== EXERCISE GOAL ==
Can you quote every line of the records below verbatim, leaving out the pictures?

== Source data ==
════
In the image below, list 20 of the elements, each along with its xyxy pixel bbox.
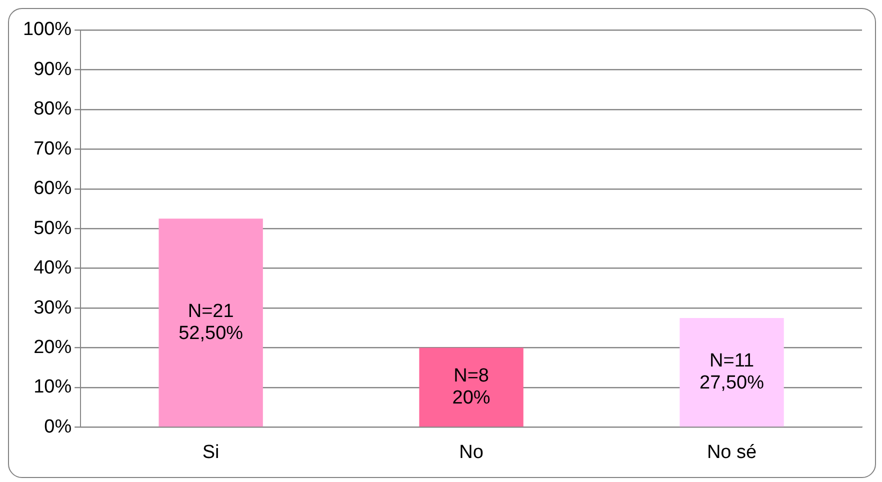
data-label: N=8 20% [452,365,490,408]
y-tick-label: 40% [34,258,72,279]
bar [419,348,524,427]
data-label: N=21 52,50% [178,300,244,344]
x-tick-label: Si [202,442,220,463]
y-tick-label: 50% [34,218,72,239]
bar [158,218,263,427]
y-tick-label: 100% [22,19,72,40]
x-tick-label: No [459,442,484,463]
y-tick-label: 30% [34,297,72,318]
x-tick-label: No sé [706,442,757,463]
y-tick-label: 10% [34,376,72,398]
data-label: N=11 27,50% [700,350,764,394]
y-tick-label: 70% [34,138,72,160]
y-tick-label: 20% [34,336,72,358]
y-tick-label: 0% [44,416,72,438]
y-tick-label: 90% [34,58,72,80]
y-tick-label: 80% [34,98,72,120]
bar [680,318,784,427]
y-tick-label: 60% [34,178,72,200]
════
== THE ANSWER ==
In the image below, list 20 of the elements, each along with its xyxy pixel bbox.
data-label: N=8 20% [452,365,490,408]
y-tick-label: 40% [34,258,72,279]
bar [419,348,524,427]
data-label: N=21 52,50% [178,300,244,344]
x-tick-label: Si [202,442,220,463]
y-tick-label: 50% [34,218,72,239]
bar [158,218,263,427]
y-tick-label: 100% [22,19,72,40]
x-tick-label: No [459,442,484,463]
y-tick-label: 30% [34,297,72,318]
x-tick-label: No sé [706,442,757,463]
y-tick-label: 10% [34,376,72,398]
data-label: N=11 27,50% [700,350,764,394]
y-tick-label: 70% [34,138,72,160]
y-tick-label: 20% [34,336,72,358]
y-tick-label: 0% [44,416,72,438]
y-tick-label: 90% [34,58,72,80]
y-tick-label: 80% [34,98,72,120]
bar [680,318,784,427]
y-tick-label: 60% [34,178,72,200]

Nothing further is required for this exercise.